───── Provided material

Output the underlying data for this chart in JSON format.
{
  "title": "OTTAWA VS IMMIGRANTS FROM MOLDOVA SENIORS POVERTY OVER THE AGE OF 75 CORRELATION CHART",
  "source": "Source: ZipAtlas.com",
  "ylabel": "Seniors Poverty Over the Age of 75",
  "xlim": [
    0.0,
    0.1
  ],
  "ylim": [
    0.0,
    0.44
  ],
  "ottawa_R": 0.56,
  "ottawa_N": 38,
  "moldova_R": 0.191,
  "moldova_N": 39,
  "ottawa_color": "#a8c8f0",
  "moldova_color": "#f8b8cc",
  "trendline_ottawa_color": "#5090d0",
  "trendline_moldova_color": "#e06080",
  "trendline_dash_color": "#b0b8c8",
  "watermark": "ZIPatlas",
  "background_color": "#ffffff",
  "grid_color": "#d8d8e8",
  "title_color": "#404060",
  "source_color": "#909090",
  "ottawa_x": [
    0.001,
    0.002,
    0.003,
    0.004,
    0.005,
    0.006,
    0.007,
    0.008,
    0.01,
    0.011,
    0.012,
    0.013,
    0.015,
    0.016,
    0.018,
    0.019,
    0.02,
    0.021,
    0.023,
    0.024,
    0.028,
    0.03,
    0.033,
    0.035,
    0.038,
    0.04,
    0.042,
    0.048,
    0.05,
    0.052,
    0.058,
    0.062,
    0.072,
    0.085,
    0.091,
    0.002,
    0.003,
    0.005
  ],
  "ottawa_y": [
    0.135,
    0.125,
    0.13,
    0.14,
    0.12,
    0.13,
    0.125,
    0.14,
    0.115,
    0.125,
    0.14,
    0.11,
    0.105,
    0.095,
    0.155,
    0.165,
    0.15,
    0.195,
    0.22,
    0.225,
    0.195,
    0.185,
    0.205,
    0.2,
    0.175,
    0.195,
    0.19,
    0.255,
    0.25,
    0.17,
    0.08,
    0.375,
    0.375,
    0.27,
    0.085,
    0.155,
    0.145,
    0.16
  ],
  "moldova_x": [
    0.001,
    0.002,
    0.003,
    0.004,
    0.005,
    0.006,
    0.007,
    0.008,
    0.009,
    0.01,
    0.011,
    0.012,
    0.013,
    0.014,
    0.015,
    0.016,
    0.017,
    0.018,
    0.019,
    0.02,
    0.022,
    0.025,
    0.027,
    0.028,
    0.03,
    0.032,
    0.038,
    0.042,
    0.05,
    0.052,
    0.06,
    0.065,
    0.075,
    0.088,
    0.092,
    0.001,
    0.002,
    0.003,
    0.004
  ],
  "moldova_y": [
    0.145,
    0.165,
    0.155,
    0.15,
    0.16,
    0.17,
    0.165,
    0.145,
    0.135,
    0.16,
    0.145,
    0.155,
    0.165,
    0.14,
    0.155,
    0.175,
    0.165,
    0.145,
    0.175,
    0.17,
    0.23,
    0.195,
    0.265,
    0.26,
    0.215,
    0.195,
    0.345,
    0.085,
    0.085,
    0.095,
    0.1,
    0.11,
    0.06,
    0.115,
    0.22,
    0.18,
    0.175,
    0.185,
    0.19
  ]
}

──────────

**The exercise:** Go through the material above line by line and copy it exactly.

**Solution to the problem:**
Output the underlying data for this chart in JSON format.
{
  "title": "OTTAWA VS IMMIGRANTS FROM MOLDOVA SENIORS POVERTY OVER THE AGE OF 75 CORRELATION CHART",
  "source": "Source: ZipAtlas.com",
  "ylabel": "Seniors Poverty Over the Age of 75",
  "xlim": [
    0.0,
    0.1
  ],
  "ylim": [
    0.0,
    0.44
  ],
  "ottawa_R": 0.56,
  "ottawa_N": 38,
  "moldova_R": 0.191,
  "moldova_N": 39,
  "ottawa_color": "#a8c8f0",
  "moldova_color": "#f8b8cc",
  "trendline_ottawa_color": "#5090d0",
  "trendline_moldova_color": "#e06080",
  "trendline_dash_color": "#b0b8c8",
  "watermark": "ZIPatlas",
  "background_color": "#ffffff",
  "grid_color": "#d8d8e8",
  "title_color": "#404060",
  "source_color": "#909090",
  "ottawa_x": [
    0.001,
    0.002,
    0.003,
    0.004,
    0.005,
    0.006,
    0.007,
    0.008,
    0.01,
    0.011,
    0.012,
    0.013,
    0.015,
    0.016,
    0.018,
    0.019,
    0.02,
    0.021,
    0.023,
    0.024,
    0.028,
    0.03,
    0.033,
    0.035,
    0.038,
    0.04,
    0.042,
    0.048,
    0.05,
    0.052,
    0.058,
    0.062,
    0.072,
    0.085,
    0.091,
    0.002,
    0.003,
    0.005
  ],
  "ottawa_y": [
    0.135,
    0.125,
    0.13,
    0.14,
    0.12,
    0.13,
    0.125,
    0.14,
    0.115,
    0.125,
    0.14,
    0.11,
    0.105,
    0.095,
    0.155,
    0.165,
    0.15,
    0.195,
    0.22,
    0.225,
    0.195,
    0.185,
    0.205,
    0.2,
    0.175,
    0.195,
    0.19,
    0.255,
    0.25,
    0.17,
    0.08,
    0.375,
    0.375,
    0.27,
    0.085,
    0.155,
    0.145,
    0.16
  ],
  "moldova_x": [
    0.001,
    0.002,
    0.003,
    0.004,
    0.005,
    0.006,
    0.007,
    0.008,
    0.009,
    0.01,
    0.011,
    0.012,
    0.013,
    0.014,
    0.015,
    0.016,
    0.017,
    0.018,
    0.019,
    0.02,
    0.022,
    0.025,
    0.027,
    0.028,
    0.03,
    0.032,
    0.038,
    0.042,
    0.05,
    0.052,
    0.06,
    0.065,
    0.075,
    0.088,
    0.092,
    0.001,
    0.002,
    0.003,
    0.004
  ],
  "moldova_y": [
    0.145,
    0.165,
    0.155,
    0.15,
    0.16,
    0.17,
    0.165,
    0.145,
    0.135,
    0.16,
    0.145,
    0.155,
    0.165,
    0.14,
    0.155,
    0.175,
    0.165,
    0.145,
    0.175,
    0.17,
    0.23,
    0.195,
    0.265,
    0.26,
    0.215,
    0.195,
    0.345,
    0.085,
    0.085,
    0.095,
    0.1,
    0.11,
    0.06,
    0.115,
    0.22,
    0.18,
    0.175,
    0.185,
    0.19
  ]
}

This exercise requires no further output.